### Data for the task
◆ ◆ ◆

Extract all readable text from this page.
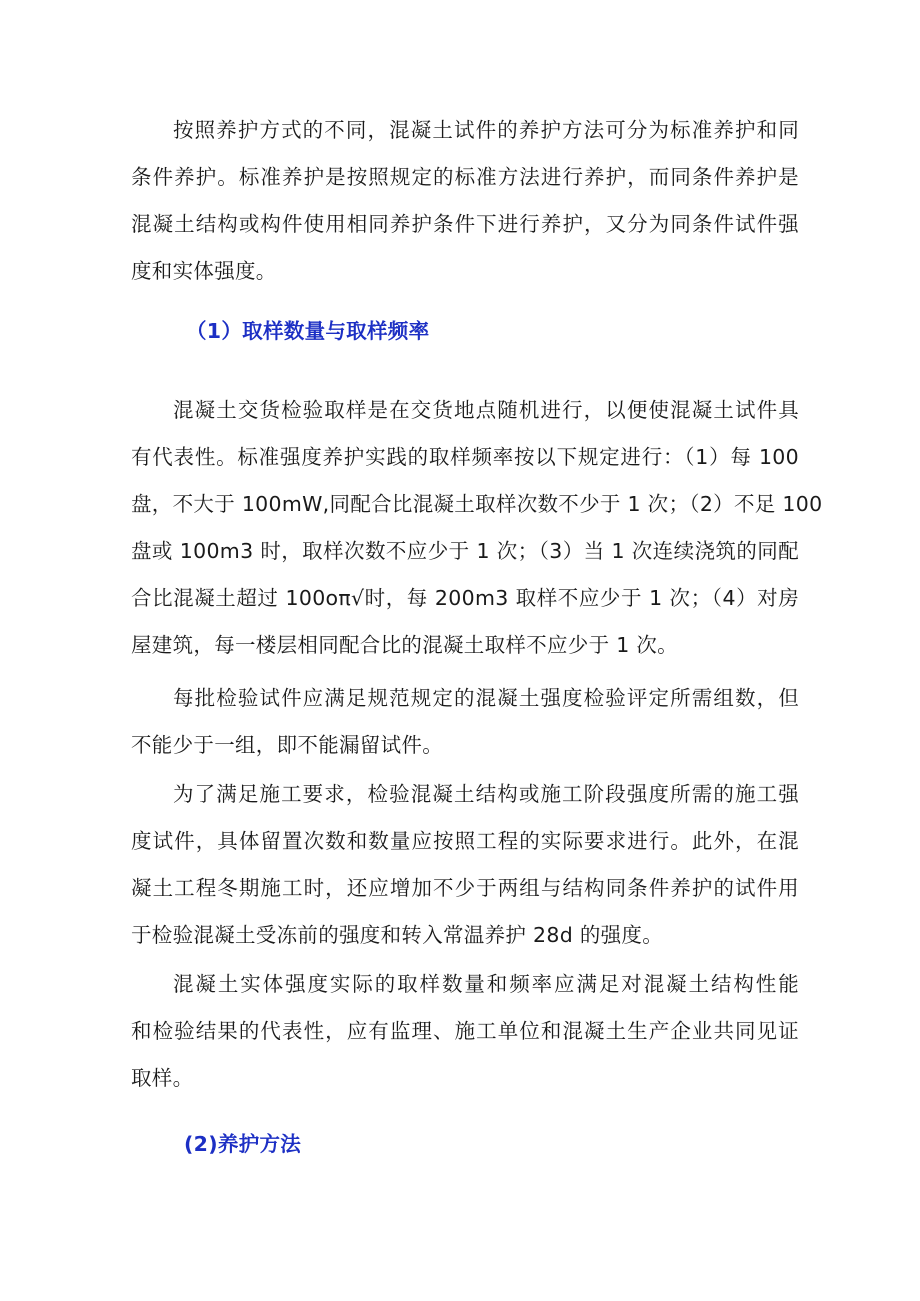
按照养护方式的不同，混凝土试件的养护方法可分为标准养护和同
条件养护。标准养护是按照规定的标准方法进行养护，而同条件养护是
混凝土结构或构件使用相同养护条件下进行养护，又分为同条件试件强
度和实体强度。

（1）取样数量与取样频率

混凝土交货检验取样是在交货地点随机进行，以便使混凝土试件具
有代表性。标准强度养护实践的取样频率按以下规定进行：（1）每 100
盘，不大于 100mW,同配合比混凝土取样次数不少于 1 次；（2）不足 100
盘或 100m3 时，取样次数不应少于 1 次；（3）当 1 次连续浇筑的同配
合比混凝土超过 100oπ√时，每 200m3 取样不应少于 1 次；（4）对房
屋建筑，每一楼层相同配合比的混凝土取样不应少于 1 次。

每批检验试件应满足规范规定的混凝土强度检验评定所需组数，但
不能少于一组，即不能漏留试件。

为了满足施工要求，检验混凝土结构或施工阶段强度所需的施工强
度试件，具体留置次数和数量应按照工程的实际要求进行。此外，在混
凝土工程冬期施工时，还应增加不少于两组与结构同条件养护的试件用
于检验混凝土受冻前的强度和转入常温养护 28d 的强度。

混凝土实体强度实际的取样数量和频率应满足对混凝土结构性能
和检验结果的代表性，应有监理、施工单位和混凝土生产企业共同见证
取样。

(2)养护方法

◆ ◆ ◆

### Written task
Give every line above again exactly, with no pictures.

### Problem solution
Extract all readable text from this page.
按照养护方式的不同，混凝土试件的养护方法可分为标准养护和同
条件养护。标准养护是按照规定的标准方法进行养护，而同条件养护是
混凝土结构或构件使用相同养护条件下进行养护，又分为同条件试件强
度和实体强度。

（1）取样数量与取样频率

混凝土交货检验取样是在交货地点随机进行，以便使混凝土试件具
有代表性。标准强度养护实践的取样频率按以下规定进行：（1）每 100
盘，不大于 100mW,同配合比混凝土取样次数不少于 1 次；（2）不足 100
盘或 100m3 时，取样次数不应少于 1 次；（3）当 1 次连续浇筑的同配
合比混凝土超过 100oπ√时，每 200m3 取样不应少于 1 次；（4）对房
屋建筑，每一楼层相同配合比的混凝土取样不应少于 1 次。

每批检验试件应满足规范规定的混凝土强度检验评定所需组数，但
不能少于一组，即不能漏留试件。

为了满足施工要求，检验混凝土结构或施工阶段强度所需的施工强
度试件，具体留置次数和数量应按照工程的实际要求进行。此外，在混
凝土工程冬期施工时，还应增加不少于两组与结构同条件养护的试件用
于检验混凝土受冻前的强度和转入常温养护 28d 的强度。

混凝土实体强度实际的取样数量和频率应满足对混凝土结构性能
和检验结果的代表性，应有监理、施工单位和混凝土生产企业共同见证
取样。

(2)养护方法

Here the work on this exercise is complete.